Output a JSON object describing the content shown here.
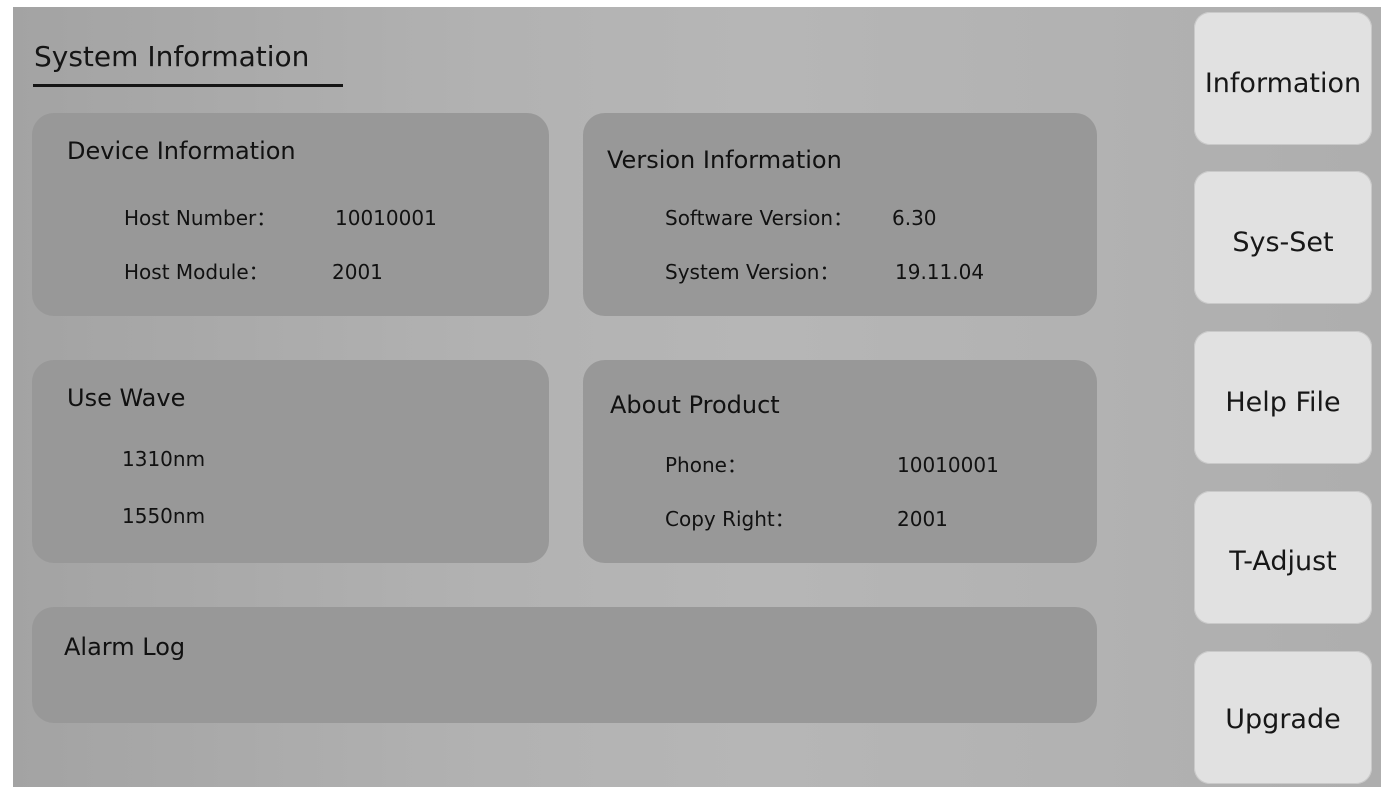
{
  "page": {
    "title": "System Information"
  },
  "device_info": {
    "title": "Device Information",
    "fields": [
      {
        "label": "Host Number：",
        "value": "10010001"
      },
      {
        "label": "Host Module：",
        "value": "2001"
      }
    ]
  },
  "version_info": {
    "title": "Version Information",
    "fields": [
      {
        "label": "Software Version：",
        "value": "6.30"
      },
      {
        "label": "System Version：",
        "value": "19.11.04"
      }
    ]
  },
  "use_wave": {
    "title": "Use Wave",
    "items": [
      "1310nm",
      "1550nm"
    ]
  },
  "about_product": {
    "title": "About Product",
    "fields": [
      {
        "label": "Phone：",
        "value": "10010001"
      },
      {
        "label": "Copy Right：",
        "value": "2001"
      }
    ]
  },
  "alarm_log": {
    "title": "Alarm Log"
  },
  "sidebar": {
    "buttons": [
      {
        "label": "Information"
      },
      {
        "label": "Sys-Set"
      },
      {
        "label": "Help File"
      },
      {
        "label": "T-Adjust"
      },
      {
        "label": "Upgrade"
      }
    ]
  },
  "colors": {
    "background": "#b2b2b2",
    "panel": "#989898",
    "button": "#e1e1e1",
    "text": "#141414"
  }
}
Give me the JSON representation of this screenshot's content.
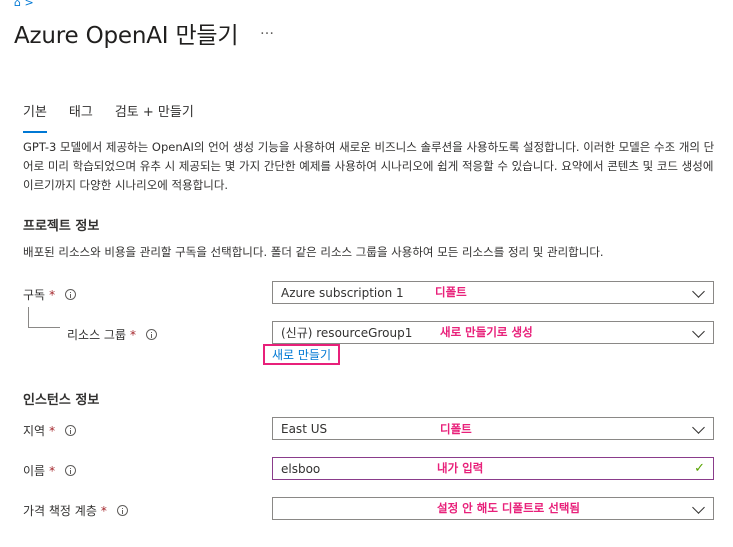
{
  "page": {
    "title": "Azure OpenAI 만들기",
    "more_icon": "…"
  },
  "tabs": [
    {
      "label": "기본"
    },
    {
      "label": "태그"
    },
    {
      "label": "검토 + 만들기"
    }
  ],
  "intro": {
    "text": "GPT-3 모델에서 제공하는 OpenAI의 언어 생성 기능을 사용하여 새로운 비즈니스 솔루션을 사용하도록 설정합니다. 이러한 모델은 수조 개의 단어로 미리 학습되었으며 유추 시 제공되는 몇 가지 간단한 예제를 사용하여 시나리오에 쉽게 적응할 수 있습니다. 요약에서 콘텐츠 및 코드 생성에 이르기까지 다양한 시나리오에 적용합니다."
  },
  "project_details": {
    "title": "프로젝트 정보",
    "description": "배포된 리소스와 비용을 관리할 구독을 선택합니다. 폴더 같은 리소스 그룹을 사용하여 모든 리소스를 정리 및 관리합니다.",
    "subscription": {
      "label": "구독",
      "value": "Azure subscription 1",
      "annotation": "디폴트"
    },
    "resource_group": {
      "label": "리소스 그룹",
      "value": "(신규) resourceGroup1",
      "annotation": "새로 만들기로 생성",
      "create_new_label": "새로 만들기"
    }
  },
  "instance_details": {
    "title": "인스턴스 정보",
    "region": {
      "label": "지역",
      "value": "East US",
      "annotation": "디폴트"
    },
    "name": {
      "label": "이름",
      "value": "elsboo",
      "annotation": "내가 입력"
    },
    "pricing_tier": {
      "label": "가격 책정 계층",
      "value": "",
      "annotation": "설정 안 해도 디폴트로 선택됨"
    }
  },
  "required_marker": "*",
  "colors": {
    "accent": "#0078d4",
    "annotation": "#e8207a",
    "valid": "#57a300",
    "required": "#a4262c"
  }
}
______
▶ **Given instruction**
Take the listing above and restate it word for word, without its pictures.

▶ **Solution to this task**
Output a JSON object describing the content shown here.
{
  "page": {
    "title": "System Information"
  },
  "device_info": {
    "title": "Device Information",
    "fields": [
      {
        "label": "Host Number：",
        "value": "10010001"
      },
      {
        "label": "Host Module：",
        "value": "2001"
      }
    ]
  },
  "version_info": {
    "title": "Version Information",
    "fields": [
      {
        "label": "Software Version：",
        "value": "6.30"
      },
      {
        "label": "System Version：",
        "value": "19.11.04"
      }
    ]
  },
  "use_wave": {
    "title": "Use Wave",
    "items": [
      "1310nm",
      "1550nm"
    ]
  },
  "about_product": {
    "title": "About Product",
    "fields": [
      {
        "label": "Phone：",
        "value": "10010001"
      },
      {
        "label": "Copy Right：",
        "value": "2001"
      }
    ]
  },
  "alarm_log": {
    "title": "Alarm Log"
  },
  "sidebar": {
    "buttons": [
      {
        "label": "Information"
      },
      {
        "label": "Sys-Set"
      },
      {
        "label": "Help File"
      },
      {
        "label": "T-Adjust"
      },
      {
        "label": "Upgrade"
      }
    ]
  },
  "colors": {
    "background": "#b2b2b2",
    "panel": "#989898",
    "button": "#e1e1e1",
    "text": "#141414"
  }
}
Give me the JSON representation of this screenshot's content.
{
  "page": {
    "title": "Azure OpenAI 만들기",
    "more_icon": "…"
  },
  "tabs": [
    {
      "label": "기본"
    },
    {
      "label": "태그"
    },
    {
      "label": "검토 + 만들기"
    }
  ],
  "intro": {
    "text": "GPT-3 모델에서 제공하는 OpenAI의 언어 생성 기능을 사용하여 새로운 비즈니스 솔루션을 사용하도록 설정합니다. 이러한 모델은 수조 개의 단어로 미리 학습되었으며 유추 시 제공되는 몇 가지 간단한 예제를 사용하여 시나리오에 쉽게 적응할 수 있습니다. 요약에서 콘텐츠 및 코드 생성에 이르기까지 다양한 시나리오에 적용합니다."
  },
  "project_details": {
    "title": "프로젝트 정보",
    "description": "배포된 리소스와 비용을 관리할 구독을 선택합니다. 폴더 같은 리소스 그룹을 사용하여 모든 리소스를 정리 및 관리합니다.",
    "subscription": {
      "label": "구독",
      "value": "Azure subscription 1",
      "annotation": "디폴트"
    },
    "resource_group": {
      "label": "리소스 그룹",
      "value": "(신규) resourceGroup1",
      "annotation": "새로 만들기로 생성",
      "create_new_label": "새로 만들기"
    }
  },
  "instance_details": {
    "title": "인스턴스 정보",
    "region": {
      "label": "지역",
      "value": "East US",
      "annotation": "디폴트"
    },
    "name": {
      "label": "이름",
      "value": "elsboo",
      "annotation": "내가 입력"
    },
    "pricing_tier": {
      "label": "가격 책정 계층",
      "value": "",
      "annotation": "설정 안 해도 디폴트로 선택됨"
    }
  },
  "required_marker": "*",
  "colors": {
    "accent": "#0078d4",
    "annotation": "#e8207a",
    "valid": "#57a300",
    "required": "#a4262c"
  }
}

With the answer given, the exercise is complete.